Please repeat the listing below line for line, keeping every character unchanged.
## begin
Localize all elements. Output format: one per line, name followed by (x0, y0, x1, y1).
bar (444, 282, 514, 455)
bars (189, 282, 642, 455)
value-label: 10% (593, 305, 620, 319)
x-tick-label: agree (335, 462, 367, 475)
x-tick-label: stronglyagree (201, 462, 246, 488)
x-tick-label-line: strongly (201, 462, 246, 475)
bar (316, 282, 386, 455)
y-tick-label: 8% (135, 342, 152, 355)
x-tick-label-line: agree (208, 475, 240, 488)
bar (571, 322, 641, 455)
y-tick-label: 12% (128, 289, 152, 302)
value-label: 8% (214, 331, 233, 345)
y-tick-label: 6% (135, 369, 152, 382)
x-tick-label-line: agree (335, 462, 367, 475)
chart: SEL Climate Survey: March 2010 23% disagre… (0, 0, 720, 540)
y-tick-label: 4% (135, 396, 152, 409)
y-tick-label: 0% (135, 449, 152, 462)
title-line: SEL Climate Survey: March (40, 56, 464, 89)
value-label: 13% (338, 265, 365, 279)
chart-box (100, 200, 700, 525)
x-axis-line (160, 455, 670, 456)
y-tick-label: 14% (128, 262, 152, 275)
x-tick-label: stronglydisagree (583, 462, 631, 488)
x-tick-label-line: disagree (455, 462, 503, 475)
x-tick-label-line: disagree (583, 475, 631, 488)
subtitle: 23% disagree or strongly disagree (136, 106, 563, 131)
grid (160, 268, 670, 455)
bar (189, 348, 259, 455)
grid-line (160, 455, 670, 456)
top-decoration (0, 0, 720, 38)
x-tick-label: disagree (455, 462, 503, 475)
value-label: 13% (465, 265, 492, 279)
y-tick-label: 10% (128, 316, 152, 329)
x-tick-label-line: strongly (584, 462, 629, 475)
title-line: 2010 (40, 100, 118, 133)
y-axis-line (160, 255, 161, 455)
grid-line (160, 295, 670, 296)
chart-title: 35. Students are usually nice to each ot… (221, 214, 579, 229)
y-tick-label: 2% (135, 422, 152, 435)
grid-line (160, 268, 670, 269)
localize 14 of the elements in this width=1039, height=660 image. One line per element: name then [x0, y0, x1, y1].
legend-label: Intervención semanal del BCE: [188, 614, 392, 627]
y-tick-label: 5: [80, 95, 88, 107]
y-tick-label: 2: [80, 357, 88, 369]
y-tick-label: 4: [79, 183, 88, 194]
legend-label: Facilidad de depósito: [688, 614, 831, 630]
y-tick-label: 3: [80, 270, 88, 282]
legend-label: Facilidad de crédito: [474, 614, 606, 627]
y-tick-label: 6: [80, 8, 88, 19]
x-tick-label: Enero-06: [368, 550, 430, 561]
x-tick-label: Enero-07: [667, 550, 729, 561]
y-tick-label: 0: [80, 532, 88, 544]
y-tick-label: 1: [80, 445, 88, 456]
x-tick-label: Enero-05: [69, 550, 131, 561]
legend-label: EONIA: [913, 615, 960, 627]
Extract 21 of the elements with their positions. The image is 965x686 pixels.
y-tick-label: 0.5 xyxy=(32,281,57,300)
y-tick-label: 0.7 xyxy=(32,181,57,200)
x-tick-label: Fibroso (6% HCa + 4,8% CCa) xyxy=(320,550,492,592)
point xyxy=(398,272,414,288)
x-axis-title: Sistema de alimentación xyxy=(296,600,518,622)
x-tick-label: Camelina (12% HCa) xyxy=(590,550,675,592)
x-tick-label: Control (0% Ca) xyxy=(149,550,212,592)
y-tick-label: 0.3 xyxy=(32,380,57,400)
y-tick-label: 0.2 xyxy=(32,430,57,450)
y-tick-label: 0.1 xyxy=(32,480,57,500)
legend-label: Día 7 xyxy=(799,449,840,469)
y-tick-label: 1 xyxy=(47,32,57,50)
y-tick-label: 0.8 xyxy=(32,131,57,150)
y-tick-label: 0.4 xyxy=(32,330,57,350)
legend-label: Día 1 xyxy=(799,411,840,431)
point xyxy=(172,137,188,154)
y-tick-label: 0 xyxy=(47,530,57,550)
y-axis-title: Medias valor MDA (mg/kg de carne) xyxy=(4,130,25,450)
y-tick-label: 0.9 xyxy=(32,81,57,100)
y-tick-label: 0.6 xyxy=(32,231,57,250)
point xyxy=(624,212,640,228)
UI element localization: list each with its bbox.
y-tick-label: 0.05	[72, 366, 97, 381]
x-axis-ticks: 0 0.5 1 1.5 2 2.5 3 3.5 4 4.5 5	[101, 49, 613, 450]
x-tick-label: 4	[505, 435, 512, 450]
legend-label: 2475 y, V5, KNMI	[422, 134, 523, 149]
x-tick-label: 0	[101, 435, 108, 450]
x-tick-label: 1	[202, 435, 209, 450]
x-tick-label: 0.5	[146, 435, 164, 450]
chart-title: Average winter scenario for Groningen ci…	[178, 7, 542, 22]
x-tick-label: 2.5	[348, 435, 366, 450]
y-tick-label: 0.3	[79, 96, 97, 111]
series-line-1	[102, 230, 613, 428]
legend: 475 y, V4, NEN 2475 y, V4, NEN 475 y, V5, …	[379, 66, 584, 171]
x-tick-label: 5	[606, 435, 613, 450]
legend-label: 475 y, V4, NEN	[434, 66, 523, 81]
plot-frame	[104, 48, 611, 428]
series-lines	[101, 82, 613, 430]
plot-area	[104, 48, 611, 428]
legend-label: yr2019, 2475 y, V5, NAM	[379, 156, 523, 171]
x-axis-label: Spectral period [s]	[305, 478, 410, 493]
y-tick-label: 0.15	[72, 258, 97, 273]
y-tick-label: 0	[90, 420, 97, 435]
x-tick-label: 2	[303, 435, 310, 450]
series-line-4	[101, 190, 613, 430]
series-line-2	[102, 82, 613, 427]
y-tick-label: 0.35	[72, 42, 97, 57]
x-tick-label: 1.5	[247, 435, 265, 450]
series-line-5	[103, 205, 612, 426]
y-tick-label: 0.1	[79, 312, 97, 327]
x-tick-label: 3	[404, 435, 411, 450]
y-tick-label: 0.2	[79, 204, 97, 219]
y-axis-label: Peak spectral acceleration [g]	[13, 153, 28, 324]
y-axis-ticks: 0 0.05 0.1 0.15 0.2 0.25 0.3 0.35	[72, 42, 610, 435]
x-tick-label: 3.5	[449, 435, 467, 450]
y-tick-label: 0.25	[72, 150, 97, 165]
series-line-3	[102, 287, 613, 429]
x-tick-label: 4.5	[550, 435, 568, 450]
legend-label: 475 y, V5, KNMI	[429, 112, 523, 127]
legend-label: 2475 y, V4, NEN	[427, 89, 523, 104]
## end
**Answer to this problem**
Localize all elements. Output format: one per line, name followed by (x0, y0, x1, y1).
bar (444, 282, 514, 455)
bars (189, 282, 642, 455)
value-label: 10% (593, 305, 620, 319)
x-tick-label: agree (335, 462, 367, 475)
x-tick-label: stronglyagree (201, 462, 246, 488)
x-tick-label-line: strongly (201, 462, 246, 475)
bar (316, 282, 386, 455)
y-tick-label: 8% (135, 342, 152, 355)
x-tick-label-line: agree (208, 475, 240, 488)
bar (571, 322, 641, 455)
y-tick-label: 12% (128, 289, 152, 302)
value-label: 8% (214, 331, 233, 345)
y-tick-label: 6% (135, 369, 152, 382)
x-tick-label-line: agree (335, 462, 367, 475)
chart: SEL Climate Survey: March 2010 23% disagre… (0, 0, 720, 540)
y-tick-label: 4% (135, 396, 152, 409)
y-tick-label: 0% (135, 449, 152, 462)
title-line: SEL Climate Survey: March (40, 56, 464, 89)
value-label: 13% (338, 265, 365, 279)
chart-box (100, 200, 700, 525)
x-axis-line (160, 455, 670, 456)
y-tick-label: 14% (128, 262, 152, 275)
x-tick-label: stronglydisagree (583, 462, 631, 488)
x-tick-label-line: disagree (455, 462, 503, 475)
x-tick-label-line: disagree (583, 475, 631, 488)
subtitle: 23% disagree or strongly disagree (136, 106, 563, 131)
grid (160, 268, 670, 455)
bar (189, 348, 259, 455)
grid-line (160, 455, 670, 456)
top-decoration (0, 0, 720, 38)
x-tick-label: disagree (455, 462, 503, 475)
value-label: 13% (465, 265, 492, 279)
y-tick-label: 10% (128, 316, 152, 329)
x-tick-label-line: strongly (584, 462, 629, 475)
title-line: 2010 (40, 100, 118, 133)
y-axis-line (160, 255, 161, 455)
grid-line (160, 295, 670, 296)
chart-title: 35. Students are usually nice to each ot… (221, 214, 579, 229)
y-tick-label: 2% (135, 422, 152, 435)
grid-line (160, 268, 670, 269)
localize 14 of the elements in this width=1039, height=660 image. One line per element: name then [x0, y0, x1, y1].
legend-label: Intervención semanal del BCE: [188, 614, 392, 627]
y-tick-label: 5: [80, 95, 88, 107]
y-tick-label: 2: [80, 357, 88, 369]
y-tick-label: 4: [79, 183, 88, 194]
legend-label: Facilidad de depósito: [688, 614, 831, 630]
y-tick-label: 3: [80, 270, 88, 282]
legend-label: Facilidad de crédito: [474, 614, 606, 627]
y-tick-label: 6: [80, 8, 88, 19]
x-tick-label: Enero-06: [368, 550, 430, 561]
x-tick-label: Enero-07: [667, 550, 729, 561]
y-tick-label: 0: [80, 532, 88, 544]
y-tick-label: 1: [80, 445, 88, 456]
x-tick-label: Enero-05: [69, 550, 131, 561]
legend-label: EONIA: [913, 615, 960, 627]
Extract 21 of the elements with their positions. The image is 965x686 pixels.
y-tick-label: 0.5 xyxy=(32,281,57,300)
y-tick-label: 0.7 xyxy=(32,181,57,200)
x-tick-label: Fibroso (6% HCa + 4,8% CCa) xyxy=(320,550,492,592)
point xyxy=(398,272,414,288)
x-axis-title: Sistema de alimentación xyxy=(296,600,518,622)
x-tick-label: Camelina (12% HCa) xyxy=(590,550,675,592)
x-tick-label: Control (0% Ca) xyxy=(149,550,212,592)
y-tick-label: 0.3 xyxy=(32,380,57,400)
y-tick-label: 0.2 xyxy=(32,430,57,450)
y-tick-label: 0.1 xyxy=(32,480,57,500)
legend-label: Día 7 xyxy=(799,449,840,469)
y-tick-label: 1 xyxy=(47,32,57,50)
y-tick-label: 0.8 xyxy=(32,131,57,150)
y-tick-label: 0.4 xyxy=(32,330,57,350)
legend-label: Día 1 xyxy=(799,411,840,431)
point xyxy=(172,137,188,154)
y-tick-label: 0 xyxy=(47,530,57,550)
y-axis-title: Medias valor MDA (mg/kg de carne) xyxy=(4,130,25,450)
y-tick-label: 0.9 xyxy=(32,81,57,100)
y-tick-label: 0.6 xyxy=(32,231,57,250)
point xyxy=(624,212,640,228)
UI element localization: list each with its bbox.
y-tick-label: 0.05	[72, 366, 97, 381]
x-axis-ticks: 0 0.5 1 1.5 2 2.5 3 3.5 4 4.5 5	[101, 49, 613, 450]
x-tick-label: 4	[505, 435, 512, 450]
legend-label: 2475 y, V5, KNMI	[422, 134, 523, 149]
x-tick-label: 0	[101, 435, 108, 450]
x-tick-label: 1	[202, 435, 209, 450]
x-tick-label: 0.5	[146, 435, 164, 450]
chart-title: Average winter scenario for Groningen ci…	[178, 7, 542, 22]
x-tick-label: 2.5	[348, 435, 366, 450]
y-tick-label: 0.3	[79, 96, 97, 111]
series-line-1	[102, 230, 613, 428]
legend: 475 y, V4, NEN 2475 y, V4, NEN 475 y, V5, …	[379, 66, 584, 171]
x-tick-label: 5	[606, 435, 613, 450]
legend-label: 475 y, V4, NEN	[434, 66, 523, 81]
plot-frame	[104, 48, 611, 428]
series-lines	[101, 82, 613, 430]
plot-area	[104, 48, 611, 428]
legend-label: yr2019, 2475 y, V5, NAM	[379, 156, 523, 171]
x-axis-label: Spectral period [s]	[305, 478, 410, 493]
y-tick-label: 0.15	[72, 258, 97, 273]
y-tick-label: 0	[90, 420, 97, 435]
x-tick-label: 2	[303, 435, 310, 450]
series-line-4	[101, 190, 613, 430]
series-line-2	[102, 82, 613, 427]
y-tick-label: 0.35	[72, 42, 97, 57]
x-tick-label: 1.5	[247, 435, 265, 450]
series-line-5	[103, 205, 612, 426]
y-tick-label: 0.1	[79, 312, 97, 327]
x-tick-label: 3	[404, 435, 411, 450]
y-tick-label: 0.2	[79, 204, 97, 219]
y-axis-label: Peak spectral acceleration [g]	[13, 153, 28, 324]
y-axis-ticks: 0 0.05 0.1 0.15 0.2 0.25 0.3 0.35	[72, 42, 610, 435]
x-tick-label: 3.5	[449, 435, 467, 450]
y-tick-label: 0.25	[72, 150, 97, 165]
series-line-3	[102, 287, 613, 429]
x-tick-label: 4.5	[550, 435, 568, 450]
legend-label: 475 y, V5, KNMI	[429, 112, 523, 127]
legend-label: 2475 y, V4, NEN	[427, 89, 523, 104]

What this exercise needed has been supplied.